Exercise goal:
Select the lines of the records containing the word "Límite" and list them.

** Start **

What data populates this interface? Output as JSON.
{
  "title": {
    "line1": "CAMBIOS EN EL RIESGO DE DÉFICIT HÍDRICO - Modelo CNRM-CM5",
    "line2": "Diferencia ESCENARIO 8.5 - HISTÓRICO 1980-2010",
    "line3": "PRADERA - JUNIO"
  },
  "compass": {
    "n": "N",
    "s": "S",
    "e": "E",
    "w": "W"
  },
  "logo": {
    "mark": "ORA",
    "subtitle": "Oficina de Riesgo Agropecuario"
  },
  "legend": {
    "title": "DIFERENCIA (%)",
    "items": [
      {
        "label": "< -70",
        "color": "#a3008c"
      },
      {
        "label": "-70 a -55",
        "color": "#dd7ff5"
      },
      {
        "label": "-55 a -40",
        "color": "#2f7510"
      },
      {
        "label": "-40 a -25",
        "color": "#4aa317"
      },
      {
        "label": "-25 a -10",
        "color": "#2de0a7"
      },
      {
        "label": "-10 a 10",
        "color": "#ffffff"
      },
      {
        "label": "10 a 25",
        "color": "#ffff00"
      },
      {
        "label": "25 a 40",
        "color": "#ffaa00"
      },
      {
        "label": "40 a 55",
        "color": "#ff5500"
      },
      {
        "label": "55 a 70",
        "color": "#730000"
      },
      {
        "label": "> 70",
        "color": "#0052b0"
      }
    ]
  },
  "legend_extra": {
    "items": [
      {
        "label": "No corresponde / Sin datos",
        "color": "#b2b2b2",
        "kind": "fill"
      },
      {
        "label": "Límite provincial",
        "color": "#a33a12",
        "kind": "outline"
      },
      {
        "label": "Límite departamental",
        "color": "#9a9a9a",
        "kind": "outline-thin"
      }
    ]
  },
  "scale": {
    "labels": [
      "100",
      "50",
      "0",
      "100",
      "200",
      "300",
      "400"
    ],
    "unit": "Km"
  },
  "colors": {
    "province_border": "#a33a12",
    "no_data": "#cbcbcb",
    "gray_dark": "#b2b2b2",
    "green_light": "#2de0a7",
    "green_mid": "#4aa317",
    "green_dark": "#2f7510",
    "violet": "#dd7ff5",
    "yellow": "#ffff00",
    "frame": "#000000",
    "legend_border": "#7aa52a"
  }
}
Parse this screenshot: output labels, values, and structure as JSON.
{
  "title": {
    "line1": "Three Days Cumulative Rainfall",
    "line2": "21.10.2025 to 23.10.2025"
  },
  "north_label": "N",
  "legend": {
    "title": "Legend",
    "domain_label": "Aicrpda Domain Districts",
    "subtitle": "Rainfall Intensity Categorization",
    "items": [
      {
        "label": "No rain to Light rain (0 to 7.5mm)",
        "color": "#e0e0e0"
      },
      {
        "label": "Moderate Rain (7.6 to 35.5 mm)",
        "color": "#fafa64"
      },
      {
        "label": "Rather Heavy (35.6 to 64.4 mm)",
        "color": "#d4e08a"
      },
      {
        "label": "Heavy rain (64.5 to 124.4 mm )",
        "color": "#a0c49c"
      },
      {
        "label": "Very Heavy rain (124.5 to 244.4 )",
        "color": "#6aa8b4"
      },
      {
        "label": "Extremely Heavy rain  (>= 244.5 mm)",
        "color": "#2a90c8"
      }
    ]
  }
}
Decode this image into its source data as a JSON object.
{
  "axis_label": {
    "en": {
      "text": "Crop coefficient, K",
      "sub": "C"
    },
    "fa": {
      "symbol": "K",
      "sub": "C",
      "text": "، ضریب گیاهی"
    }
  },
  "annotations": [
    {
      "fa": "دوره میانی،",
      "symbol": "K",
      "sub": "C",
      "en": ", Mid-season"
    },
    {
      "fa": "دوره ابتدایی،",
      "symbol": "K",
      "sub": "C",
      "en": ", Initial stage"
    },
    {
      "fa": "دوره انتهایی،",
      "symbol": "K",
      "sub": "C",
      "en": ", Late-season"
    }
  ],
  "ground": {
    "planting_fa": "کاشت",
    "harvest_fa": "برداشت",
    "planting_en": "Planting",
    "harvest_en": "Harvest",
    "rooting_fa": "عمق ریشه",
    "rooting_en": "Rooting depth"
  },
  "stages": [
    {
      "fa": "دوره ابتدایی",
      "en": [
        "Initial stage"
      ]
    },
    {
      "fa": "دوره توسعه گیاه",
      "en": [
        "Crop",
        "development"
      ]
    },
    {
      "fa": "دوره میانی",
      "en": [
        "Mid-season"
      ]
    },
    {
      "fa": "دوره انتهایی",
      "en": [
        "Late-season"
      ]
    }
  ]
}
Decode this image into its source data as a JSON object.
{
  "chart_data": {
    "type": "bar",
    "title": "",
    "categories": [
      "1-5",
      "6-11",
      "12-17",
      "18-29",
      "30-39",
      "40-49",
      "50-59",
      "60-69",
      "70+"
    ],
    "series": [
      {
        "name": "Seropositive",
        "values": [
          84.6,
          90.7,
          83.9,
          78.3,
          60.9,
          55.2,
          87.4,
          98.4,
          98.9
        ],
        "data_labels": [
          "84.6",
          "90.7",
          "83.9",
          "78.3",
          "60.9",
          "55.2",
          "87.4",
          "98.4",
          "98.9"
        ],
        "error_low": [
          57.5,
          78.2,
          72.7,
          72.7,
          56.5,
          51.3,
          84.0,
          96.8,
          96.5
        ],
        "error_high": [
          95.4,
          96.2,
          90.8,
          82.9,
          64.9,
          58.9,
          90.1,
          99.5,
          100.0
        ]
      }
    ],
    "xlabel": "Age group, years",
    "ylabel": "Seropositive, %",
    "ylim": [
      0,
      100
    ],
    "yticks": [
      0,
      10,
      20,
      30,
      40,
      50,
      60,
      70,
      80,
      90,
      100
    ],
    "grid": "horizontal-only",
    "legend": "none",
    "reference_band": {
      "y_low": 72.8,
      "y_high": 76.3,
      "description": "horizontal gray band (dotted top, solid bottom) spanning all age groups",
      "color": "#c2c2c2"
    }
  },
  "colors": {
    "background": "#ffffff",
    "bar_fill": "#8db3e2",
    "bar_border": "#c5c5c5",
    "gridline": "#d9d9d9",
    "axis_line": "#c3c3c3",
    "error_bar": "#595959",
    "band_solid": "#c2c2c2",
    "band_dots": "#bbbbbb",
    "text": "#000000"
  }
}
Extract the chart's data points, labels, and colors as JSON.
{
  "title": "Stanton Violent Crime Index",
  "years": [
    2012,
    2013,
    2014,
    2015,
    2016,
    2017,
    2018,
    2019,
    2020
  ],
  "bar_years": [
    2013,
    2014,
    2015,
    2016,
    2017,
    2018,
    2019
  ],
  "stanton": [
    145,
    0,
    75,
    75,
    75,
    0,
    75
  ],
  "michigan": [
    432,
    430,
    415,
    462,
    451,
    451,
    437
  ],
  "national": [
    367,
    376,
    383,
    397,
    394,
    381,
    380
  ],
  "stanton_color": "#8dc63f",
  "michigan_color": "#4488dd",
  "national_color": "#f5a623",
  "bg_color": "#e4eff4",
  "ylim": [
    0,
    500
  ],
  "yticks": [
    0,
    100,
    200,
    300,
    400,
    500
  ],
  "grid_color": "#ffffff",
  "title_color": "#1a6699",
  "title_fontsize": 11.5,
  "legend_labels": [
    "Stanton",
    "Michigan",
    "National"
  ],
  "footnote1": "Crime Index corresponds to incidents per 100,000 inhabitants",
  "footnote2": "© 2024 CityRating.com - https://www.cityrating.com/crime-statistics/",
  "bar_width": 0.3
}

** End **

Reply:
        "label": "Límite provincial",
        "label": "Límite departamental",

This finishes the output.